─── RECORDS TO PROCESS

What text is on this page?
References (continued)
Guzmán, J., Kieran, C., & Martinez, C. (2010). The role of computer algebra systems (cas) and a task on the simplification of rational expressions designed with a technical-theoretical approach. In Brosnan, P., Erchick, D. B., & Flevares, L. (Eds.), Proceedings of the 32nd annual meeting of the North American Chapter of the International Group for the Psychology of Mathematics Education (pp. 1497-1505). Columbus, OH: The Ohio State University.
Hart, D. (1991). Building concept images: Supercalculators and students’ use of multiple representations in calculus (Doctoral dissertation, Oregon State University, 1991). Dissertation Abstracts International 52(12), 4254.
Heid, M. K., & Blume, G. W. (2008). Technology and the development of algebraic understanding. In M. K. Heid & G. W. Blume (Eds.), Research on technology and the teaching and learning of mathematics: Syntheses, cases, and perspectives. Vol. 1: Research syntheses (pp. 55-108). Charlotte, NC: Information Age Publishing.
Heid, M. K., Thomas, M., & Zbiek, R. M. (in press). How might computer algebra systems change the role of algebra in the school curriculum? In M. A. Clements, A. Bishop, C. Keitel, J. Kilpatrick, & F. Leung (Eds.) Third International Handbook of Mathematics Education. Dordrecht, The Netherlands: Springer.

──────

Report the number of lines in the entries above that include the word "Education" and add nothing to it.

ANSWER TO THIS EXERCISE
2